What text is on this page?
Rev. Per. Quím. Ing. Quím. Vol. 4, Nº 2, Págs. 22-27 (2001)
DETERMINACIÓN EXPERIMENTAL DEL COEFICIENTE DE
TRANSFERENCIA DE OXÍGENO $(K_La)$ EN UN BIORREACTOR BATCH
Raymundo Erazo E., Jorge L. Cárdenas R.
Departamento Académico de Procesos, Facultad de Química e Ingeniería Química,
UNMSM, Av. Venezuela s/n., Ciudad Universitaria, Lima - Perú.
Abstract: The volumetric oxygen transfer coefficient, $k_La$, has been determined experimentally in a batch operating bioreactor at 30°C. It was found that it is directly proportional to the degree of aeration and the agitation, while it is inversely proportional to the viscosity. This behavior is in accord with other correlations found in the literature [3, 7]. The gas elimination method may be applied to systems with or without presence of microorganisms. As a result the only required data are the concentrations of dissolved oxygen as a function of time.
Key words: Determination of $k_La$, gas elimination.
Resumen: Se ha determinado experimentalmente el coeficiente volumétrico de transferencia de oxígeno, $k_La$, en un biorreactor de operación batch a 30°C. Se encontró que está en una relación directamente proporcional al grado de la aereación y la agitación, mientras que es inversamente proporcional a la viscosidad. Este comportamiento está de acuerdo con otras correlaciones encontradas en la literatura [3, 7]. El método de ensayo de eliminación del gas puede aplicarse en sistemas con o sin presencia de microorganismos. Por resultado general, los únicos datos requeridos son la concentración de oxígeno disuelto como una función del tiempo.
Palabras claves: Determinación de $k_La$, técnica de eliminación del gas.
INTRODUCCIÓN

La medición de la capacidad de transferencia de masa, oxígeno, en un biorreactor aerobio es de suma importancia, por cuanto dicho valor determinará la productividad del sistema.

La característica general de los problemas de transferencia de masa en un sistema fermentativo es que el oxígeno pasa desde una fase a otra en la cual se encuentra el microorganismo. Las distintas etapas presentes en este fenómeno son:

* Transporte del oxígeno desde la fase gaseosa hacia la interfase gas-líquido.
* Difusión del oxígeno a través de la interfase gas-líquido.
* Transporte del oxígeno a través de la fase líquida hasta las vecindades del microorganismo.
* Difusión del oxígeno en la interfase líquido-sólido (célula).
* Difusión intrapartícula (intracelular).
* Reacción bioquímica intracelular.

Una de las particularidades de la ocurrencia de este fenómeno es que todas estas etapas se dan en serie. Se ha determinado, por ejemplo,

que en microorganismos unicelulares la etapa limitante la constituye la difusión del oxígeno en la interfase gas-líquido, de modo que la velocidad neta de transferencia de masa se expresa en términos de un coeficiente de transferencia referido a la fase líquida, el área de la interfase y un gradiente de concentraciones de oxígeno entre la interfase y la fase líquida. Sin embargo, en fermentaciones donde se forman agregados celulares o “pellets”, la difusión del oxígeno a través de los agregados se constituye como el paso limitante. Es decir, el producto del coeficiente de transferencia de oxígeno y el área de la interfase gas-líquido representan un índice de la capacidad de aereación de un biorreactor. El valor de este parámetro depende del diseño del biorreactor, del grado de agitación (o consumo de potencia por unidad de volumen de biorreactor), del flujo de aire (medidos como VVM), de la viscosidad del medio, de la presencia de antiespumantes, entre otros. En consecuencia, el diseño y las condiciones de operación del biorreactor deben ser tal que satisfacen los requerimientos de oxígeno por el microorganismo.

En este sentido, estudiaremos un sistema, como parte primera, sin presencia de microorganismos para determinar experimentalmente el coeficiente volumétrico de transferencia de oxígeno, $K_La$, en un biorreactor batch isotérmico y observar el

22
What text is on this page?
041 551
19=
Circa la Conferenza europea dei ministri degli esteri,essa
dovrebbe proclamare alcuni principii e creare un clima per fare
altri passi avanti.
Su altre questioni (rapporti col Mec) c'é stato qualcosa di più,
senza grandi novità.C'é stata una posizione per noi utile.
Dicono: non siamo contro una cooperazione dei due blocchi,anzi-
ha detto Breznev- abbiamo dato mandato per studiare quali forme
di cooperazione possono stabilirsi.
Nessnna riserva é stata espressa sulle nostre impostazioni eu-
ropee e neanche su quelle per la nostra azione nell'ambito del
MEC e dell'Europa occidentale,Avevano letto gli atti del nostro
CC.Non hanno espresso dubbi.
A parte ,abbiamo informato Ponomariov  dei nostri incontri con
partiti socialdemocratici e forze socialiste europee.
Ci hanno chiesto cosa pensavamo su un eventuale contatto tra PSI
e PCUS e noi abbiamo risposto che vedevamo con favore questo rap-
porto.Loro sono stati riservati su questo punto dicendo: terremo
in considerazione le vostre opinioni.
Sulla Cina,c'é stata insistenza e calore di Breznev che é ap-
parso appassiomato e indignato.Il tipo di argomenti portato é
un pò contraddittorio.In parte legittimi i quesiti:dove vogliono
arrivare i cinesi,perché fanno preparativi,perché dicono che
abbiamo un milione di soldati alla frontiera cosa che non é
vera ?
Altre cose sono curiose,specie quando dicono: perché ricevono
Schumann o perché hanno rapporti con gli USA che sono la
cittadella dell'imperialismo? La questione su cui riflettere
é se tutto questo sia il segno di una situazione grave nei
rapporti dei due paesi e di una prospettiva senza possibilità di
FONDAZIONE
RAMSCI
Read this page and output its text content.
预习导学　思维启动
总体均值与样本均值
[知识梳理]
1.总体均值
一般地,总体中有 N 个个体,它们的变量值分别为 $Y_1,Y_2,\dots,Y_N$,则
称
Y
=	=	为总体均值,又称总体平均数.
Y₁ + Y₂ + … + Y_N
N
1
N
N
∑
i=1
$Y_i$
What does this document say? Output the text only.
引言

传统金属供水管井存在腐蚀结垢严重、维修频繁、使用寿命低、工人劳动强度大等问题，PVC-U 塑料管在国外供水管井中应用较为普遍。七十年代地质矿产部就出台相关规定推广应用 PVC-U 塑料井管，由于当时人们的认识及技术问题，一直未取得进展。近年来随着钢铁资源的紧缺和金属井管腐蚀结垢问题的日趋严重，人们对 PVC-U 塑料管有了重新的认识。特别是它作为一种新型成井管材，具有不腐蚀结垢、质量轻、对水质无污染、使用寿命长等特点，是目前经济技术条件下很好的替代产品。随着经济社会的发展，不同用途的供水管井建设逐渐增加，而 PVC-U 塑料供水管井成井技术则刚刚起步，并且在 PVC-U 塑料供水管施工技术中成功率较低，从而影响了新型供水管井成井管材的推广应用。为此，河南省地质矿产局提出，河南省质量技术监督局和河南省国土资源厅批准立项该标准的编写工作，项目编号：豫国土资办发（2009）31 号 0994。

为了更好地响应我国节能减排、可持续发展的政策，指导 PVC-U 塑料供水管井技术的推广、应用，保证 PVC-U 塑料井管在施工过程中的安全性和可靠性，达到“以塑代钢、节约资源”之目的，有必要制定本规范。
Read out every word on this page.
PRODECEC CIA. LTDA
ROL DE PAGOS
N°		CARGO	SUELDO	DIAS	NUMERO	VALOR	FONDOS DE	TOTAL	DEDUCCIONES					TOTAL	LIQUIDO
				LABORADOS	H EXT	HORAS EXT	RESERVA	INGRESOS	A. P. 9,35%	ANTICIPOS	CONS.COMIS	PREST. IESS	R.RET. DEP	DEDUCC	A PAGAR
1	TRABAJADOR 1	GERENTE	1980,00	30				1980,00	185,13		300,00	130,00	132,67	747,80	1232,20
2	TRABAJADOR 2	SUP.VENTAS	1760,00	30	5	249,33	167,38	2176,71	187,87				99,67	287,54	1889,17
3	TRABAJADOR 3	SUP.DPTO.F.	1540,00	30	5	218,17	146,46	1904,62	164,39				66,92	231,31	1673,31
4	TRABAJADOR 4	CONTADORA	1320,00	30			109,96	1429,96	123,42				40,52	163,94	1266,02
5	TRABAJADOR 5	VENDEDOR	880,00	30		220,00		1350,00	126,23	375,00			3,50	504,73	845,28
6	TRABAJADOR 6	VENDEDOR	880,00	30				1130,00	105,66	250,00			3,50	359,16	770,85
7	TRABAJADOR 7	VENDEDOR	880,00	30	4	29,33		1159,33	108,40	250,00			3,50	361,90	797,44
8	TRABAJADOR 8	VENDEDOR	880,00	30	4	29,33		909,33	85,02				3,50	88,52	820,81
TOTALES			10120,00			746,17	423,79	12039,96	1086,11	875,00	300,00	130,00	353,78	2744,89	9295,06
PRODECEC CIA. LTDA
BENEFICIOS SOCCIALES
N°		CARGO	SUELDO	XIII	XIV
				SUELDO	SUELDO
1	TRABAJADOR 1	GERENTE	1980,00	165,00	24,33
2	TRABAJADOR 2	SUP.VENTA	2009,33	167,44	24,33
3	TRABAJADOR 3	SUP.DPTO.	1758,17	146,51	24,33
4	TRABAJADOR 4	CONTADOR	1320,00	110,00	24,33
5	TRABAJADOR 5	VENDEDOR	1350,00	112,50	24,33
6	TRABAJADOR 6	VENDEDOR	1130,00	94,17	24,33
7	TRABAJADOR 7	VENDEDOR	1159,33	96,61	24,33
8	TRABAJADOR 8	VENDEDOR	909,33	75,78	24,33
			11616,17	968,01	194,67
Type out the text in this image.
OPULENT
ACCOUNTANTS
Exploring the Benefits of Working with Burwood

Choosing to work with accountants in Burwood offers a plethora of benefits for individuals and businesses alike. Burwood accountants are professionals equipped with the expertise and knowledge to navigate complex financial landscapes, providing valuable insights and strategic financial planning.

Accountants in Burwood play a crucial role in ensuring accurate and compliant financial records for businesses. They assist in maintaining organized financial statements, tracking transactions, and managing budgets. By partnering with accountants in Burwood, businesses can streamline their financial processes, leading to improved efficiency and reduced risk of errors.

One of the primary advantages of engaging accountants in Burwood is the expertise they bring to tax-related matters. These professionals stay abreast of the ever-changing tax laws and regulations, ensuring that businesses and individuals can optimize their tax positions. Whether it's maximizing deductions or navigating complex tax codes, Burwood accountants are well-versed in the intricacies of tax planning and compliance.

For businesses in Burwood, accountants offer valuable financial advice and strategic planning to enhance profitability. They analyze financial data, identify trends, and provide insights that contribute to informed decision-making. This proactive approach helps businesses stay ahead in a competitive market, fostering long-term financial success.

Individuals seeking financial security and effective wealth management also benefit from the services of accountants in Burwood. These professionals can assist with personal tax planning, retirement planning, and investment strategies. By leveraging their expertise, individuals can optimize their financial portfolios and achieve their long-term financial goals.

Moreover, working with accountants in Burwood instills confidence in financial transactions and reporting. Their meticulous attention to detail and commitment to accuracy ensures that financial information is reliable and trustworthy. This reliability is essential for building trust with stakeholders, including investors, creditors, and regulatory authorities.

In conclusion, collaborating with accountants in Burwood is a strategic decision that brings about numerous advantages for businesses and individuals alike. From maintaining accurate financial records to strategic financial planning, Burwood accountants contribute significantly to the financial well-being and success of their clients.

***

Report each line of the material above where the word "Breznev" appears.

ha detto Breznev- abbiamo dato mandato per studiare quali forme
Sulla Cina,c'é stata insistenza e calore di Breznev che é ap-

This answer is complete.